- **Do this**
Write the material out again, line by line, exactly as it is.

++++ Data lines

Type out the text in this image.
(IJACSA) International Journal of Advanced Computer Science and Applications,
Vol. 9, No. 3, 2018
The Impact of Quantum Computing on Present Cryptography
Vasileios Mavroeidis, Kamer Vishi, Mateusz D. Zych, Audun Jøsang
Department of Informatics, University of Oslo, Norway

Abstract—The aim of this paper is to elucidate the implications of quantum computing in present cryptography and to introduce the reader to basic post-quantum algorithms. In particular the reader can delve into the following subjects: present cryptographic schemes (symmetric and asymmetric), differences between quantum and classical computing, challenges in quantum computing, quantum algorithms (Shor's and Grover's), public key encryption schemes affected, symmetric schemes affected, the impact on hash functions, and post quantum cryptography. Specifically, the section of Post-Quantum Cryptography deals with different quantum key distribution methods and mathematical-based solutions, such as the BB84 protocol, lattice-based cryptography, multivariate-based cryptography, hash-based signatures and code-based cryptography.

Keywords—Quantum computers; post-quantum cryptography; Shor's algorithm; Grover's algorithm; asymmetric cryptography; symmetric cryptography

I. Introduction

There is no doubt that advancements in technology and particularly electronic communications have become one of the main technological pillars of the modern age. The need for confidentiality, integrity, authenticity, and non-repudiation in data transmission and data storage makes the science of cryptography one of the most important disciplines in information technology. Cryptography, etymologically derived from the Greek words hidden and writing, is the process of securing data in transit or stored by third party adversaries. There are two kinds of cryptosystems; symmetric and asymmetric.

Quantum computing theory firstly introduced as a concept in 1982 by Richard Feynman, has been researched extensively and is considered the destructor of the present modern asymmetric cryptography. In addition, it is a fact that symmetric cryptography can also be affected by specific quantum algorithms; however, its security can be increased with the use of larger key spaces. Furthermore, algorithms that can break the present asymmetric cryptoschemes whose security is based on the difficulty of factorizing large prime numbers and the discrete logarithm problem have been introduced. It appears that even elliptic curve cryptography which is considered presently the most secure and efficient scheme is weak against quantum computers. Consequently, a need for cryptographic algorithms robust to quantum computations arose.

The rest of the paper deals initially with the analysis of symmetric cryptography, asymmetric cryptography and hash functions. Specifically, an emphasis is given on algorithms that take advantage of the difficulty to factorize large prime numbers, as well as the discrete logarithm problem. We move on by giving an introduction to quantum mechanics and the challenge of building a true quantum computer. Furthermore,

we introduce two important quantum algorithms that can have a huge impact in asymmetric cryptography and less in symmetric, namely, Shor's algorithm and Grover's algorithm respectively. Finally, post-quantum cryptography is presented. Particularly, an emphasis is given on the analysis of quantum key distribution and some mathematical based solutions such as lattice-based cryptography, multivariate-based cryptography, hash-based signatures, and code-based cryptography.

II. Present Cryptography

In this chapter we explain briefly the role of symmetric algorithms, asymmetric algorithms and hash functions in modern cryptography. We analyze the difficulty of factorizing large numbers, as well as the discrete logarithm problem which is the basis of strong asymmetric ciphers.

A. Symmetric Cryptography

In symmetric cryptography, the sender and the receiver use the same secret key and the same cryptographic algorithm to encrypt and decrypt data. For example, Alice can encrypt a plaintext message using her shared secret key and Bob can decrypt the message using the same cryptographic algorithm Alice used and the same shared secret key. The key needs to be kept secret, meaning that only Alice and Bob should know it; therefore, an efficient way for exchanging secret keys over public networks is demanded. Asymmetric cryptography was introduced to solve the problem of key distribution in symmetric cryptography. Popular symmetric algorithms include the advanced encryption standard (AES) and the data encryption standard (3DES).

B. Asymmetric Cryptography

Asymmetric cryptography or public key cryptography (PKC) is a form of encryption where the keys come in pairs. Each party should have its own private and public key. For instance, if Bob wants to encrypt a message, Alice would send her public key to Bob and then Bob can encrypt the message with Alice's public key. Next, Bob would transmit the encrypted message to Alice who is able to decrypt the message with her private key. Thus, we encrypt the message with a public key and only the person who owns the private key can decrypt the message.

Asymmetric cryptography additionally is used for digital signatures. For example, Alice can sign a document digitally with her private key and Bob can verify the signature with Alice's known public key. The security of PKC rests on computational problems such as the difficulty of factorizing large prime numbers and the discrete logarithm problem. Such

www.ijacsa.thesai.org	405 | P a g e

++++++++

- **Solution for this task**
Type out the text in this image.
(IJACSA) International Journal of Advanced Computer Science and Applications,
Vol. 9, No. 3, 2018
The Impact of Quantum Computing on Present Cryptography
Vasileios Mavroeidis, Kamer Vishi, Mateusz D. Zych, Audun Jøsang
Department of Informatics, University of Oslo, Norway

Abstract—The aim of this paper is to elucidate the implications of quantum computing in present cryptography and to introduce the reader to basic post-quantum algorithms. In particular the reader can delve into the following subjects: present cryptographic schemes (symmetric and asymmetric), differences between quantum and classical computing, challenges in quantum computing, quantum algorithms (Shor's and Grover's), public key encryption schemes affected, symmetric schemes affected, the impact on hash functions, and post quantum cryptography. Specifically, the section of Post-Quantum Cryptography deals with different quantum key distribution methods and mathematical-based solutions, such as the BB84 protocol, lattice-based cryptography, multivariate-based cryptography, hash-based signatures and code-based cryptography.

Keywords—Quantum computers; post-quantum cryptography; Shor's algorithm; Grover's algorithm; asymmetric cryptography; symmetric cryptography

I. Introduction

There is no doubt that advancements in technology and particularly electronic communications have become one of the main technological pillars of the modern age. The need for confidentiality, integrity, authenticity, and non-repudiation in data transmission and data storage makes the science of cryptography one of the most important disciplines in information technology. Cryptography, etymologically derived from the Greek words hidden and writing, is the process of securing data in transit or stored by third party adversaries. There are two kinds of cryptosystems; symmetric and asymmetric.

Quantum computing theory firstly introduced as a concept in 1982 by Richard Feynman, has been researched extensively and is considered the destructor of the present modern asymmetric cryptography. In addition, it is a fact that symmetric cryptography can also be affected by specific quantum algorithms; however, its security can be increased with the use of larger key spaces. Furthermore, algorithms that can break the present asymmetric cryptoschemes whose security is based on the difficulty of factorizing large prime numbers and the discrete logarithm problem have been introduced. It appears that even elliptic curve cryptography which is considered presently the most secure and efficient scheme is weak against quantum computers. Consequently, a need for cryptographic algorithms robust to quantum computations arose.

The rest of the paper deals initially with the analysis of symmetric cryptography, asymmetric cryptography and hash functions. Specifically, an emphasis is given on algorithms that take advantage of the difficulty to factorize large prime numbers, as well as the discrete logarithm problem. We move on by giving an introduction to quantum mechanics and the challenge of building a true quantum computer. Furthermore,

we introduce two important quantum algorithms that can have a huge impact in asymmetric cryptography and less in symmetric, namely, Shor's algorithm and Grover's algorithm respectively. Finally, post-quantum cryptography is presented. Particularly, an emphasis is given on the analysis of quantum key distribution and some mathematical based solutions such as lattice-based cryptography, multivariate-based cryptography, hash-based signatures, and code-based cryptography.

II. Present Cryptography

In this chapter we explain briefly the role of symmetric algorithms, asymmetric algorithms and hash functions in modern cryptography. We analyze the difficulty of factorizing large numbers, as well as the discrete logarithm problem which is the basis of strong asymmetric ciphers.

A. Symmetric Cryptography

In symmetric cryptography, the sender and the receiver use the same secret key and the same cryptographic algorithm to encrypt and decrypt data. For example, Alice can encrypt a plaintext message using her shared secret key and Bob can decrypt the message using the same cryptographic algorithm Alice used and the same shared secret key. The key needs to be kept secret, meaning that only Alice and Bob should know it; therefore, an efficient way for exchanging secret keys over public networks is demanded. Asymmetric cryptography was introduced to solve the problem of key distribution in symmetric cryptography. Popular symmetric algorithms include the advanced encryption standard (AES) and the data encryption standard (3DES).

B. Asymmetric Cryptography

Asymmetric cryptography or public key cryptography (PKC) is a form of encryption where the keys come in pairs. Each party should have its own private and public key. For instance, if Bob wants to encrypt a message, Alice would send her public key to Bob and then Bob can encrypt the message with Alice's public key. Next, Bob would transmit the encrypted message to Alice who is able to decrypt the message with her private key. Thus, we encrypt the message with a public key and only the person who owns the private key can decrypt the message.

Asymmetric cryptography additionally is used for digital signatures. For example, Alice can sign a document digitally with her private key and Bob can verify the signature with Alice's known public key. The security of PKC rests on computational problems such as the difficulty of factorizing large prime numbers and the discrete logarithm problem. Such

www.ijacsa.thesai.org	405 | P a g e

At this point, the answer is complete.